───── DATA SECTION ─────

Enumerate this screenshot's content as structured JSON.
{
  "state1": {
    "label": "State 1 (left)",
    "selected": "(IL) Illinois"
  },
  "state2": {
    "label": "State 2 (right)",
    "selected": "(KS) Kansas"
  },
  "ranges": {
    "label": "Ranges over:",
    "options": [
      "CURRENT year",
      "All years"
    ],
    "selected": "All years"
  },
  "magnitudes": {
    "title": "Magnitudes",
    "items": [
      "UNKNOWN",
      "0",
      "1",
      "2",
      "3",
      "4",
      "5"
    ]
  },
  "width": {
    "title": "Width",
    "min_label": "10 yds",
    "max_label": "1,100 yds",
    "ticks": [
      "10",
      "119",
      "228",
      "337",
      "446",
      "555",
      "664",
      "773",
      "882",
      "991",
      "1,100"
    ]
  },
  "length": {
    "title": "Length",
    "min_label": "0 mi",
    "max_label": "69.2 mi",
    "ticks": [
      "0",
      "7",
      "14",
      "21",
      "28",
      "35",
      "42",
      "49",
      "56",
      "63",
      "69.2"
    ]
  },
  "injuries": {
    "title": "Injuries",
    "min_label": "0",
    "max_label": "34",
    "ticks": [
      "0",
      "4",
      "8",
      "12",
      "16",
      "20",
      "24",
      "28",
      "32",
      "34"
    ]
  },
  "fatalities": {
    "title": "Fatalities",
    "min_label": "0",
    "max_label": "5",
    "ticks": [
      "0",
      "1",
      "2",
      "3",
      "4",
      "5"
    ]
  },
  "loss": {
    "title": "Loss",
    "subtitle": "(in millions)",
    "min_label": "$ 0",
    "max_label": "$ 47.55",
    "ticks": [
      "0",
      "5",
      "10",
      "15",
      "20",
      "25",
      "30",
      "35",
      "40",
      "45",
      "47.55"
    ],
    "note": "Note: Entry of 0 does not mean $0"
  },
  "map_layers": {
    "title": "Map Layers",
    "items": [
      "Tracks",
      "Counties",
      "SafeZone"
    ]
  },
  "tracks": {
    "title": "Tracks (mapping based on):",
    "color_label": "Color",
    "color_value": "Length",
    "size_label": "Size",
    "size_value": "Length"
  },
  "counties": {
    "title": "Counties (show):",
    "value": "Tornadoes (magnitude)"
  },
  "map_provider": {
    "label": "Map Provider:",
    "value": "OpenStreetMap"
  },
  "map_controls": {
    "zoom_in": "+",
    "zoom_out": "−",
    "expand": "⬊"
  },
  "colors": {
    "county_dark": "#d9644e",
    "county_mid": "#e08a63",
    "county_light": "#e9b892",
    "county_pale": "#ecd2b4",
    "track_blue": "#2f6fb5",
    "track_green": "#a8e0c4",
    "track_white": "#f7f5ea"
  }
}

─────

_WHAT YOU ARE ASKED TO DO_
Reproduce the listing shown above in its entirety, exactly.

_TASK OUTPUT_
Enumerate this screenshot's content as structured JSON.
{
  "state1": {
    "label": "State 1 (left)",
    "selected": "(IL) Illinois"
  },
  "state2": {
    "label": "State 2 (right)",
    "selected": "(KS) Kansas"
  },
  "ranges": {
    "label": "Ranges over:",
    "options": [
      "CURRENT year",
      "All years"
    ],
    "selected": "All years"
  },
  "magnitudes": {
    "title": "Magnitudes",
    "items": [
      "UNKNOWN",
      "0",
      "1",
      "2",
      "3",
      "4",
      "5"
    ]
  },
  "width": {
    "title": "Width",
    "min_label": "10 yds",
    "max_label": "1,100 yds",
    "ticks": [
      "10",
      "119",
      "228",
      "337",
      "446",
      "555",
      "664",
      "773",
      "882",
      "991",
      "1,100"
    ]
  },
  "length": {
    "title": "Length",
    "min_label": "0 mi",
    "max_label": "69.2 mi",
    "ticks": [
      "0",
      "7",
      "14",
      "21",
      "28",
      "35",
      "42",
      "49",
      "56",
      "63",
      "69.2"
    ]
  },
  "injuries": {
    "title": "Injuries",
    "min_label": "0",
    "max_label": "34",
    "ticks": [
      "0",
      "4",
      "8",
      "12",
      "16",
      "20",
      "24",
      "28",
      "32",
      "34"
    ]
  },
  "fatalities": {
    "title": "Fatalities",
    "min_label": "0",
    "max_label": "5",
    "ticks": [
      "0",
      "1",
      "2",
      "3",
      "4",
      "5"
    ]
  },
  "loss": {
    "title": "Loss",
    "subtitle": "(in millions)",
    "min_label": "$ 0",
    "max_label": "$ 47.55",
    "ticks": [
      "0",
      "5",
      "10",
      "15",
      "20",
      "25",
      "30",
      "35",
      "40",
      "45",
      "47.55"
    ],
    "note": "Note: Entry of 0 does not mean $0"
  },
  "map_layers": {
    "title": "Map Layers",
    "items": [
      "Tracks",
      "Counties",
      "SafeZone"
    ]
  },
  "tracks": {
    "title": "Tracks (mapping based on):",
    "color_label": "Color",
    "color_value": "Length",
    "size_label": "Size",
    "size_value": "Length"
  },
  "counties": {
    "title": "Counties (show):",
    "value": "Tornadoes (magnitude)"
  },
  "map_provider": {
    "label": "Map Provider:",
    "value": "OpenStreetMap"
  },
  "map_controls": {
    "zoom_in": "+",
    "zoom_out": "−",
    "expand": "⬊"
  },
  "colors": {
    "county_dark": "#d9644e",
    "county_mid": "#e08a63",
    "county_light": "#e9b892",
    "county_pale": "#ecd2b4",
    "track_blue": "#2f6fb5",
    "track_green": "#a8e0c4",
    "track_white": "#f7f5ea"
  }
}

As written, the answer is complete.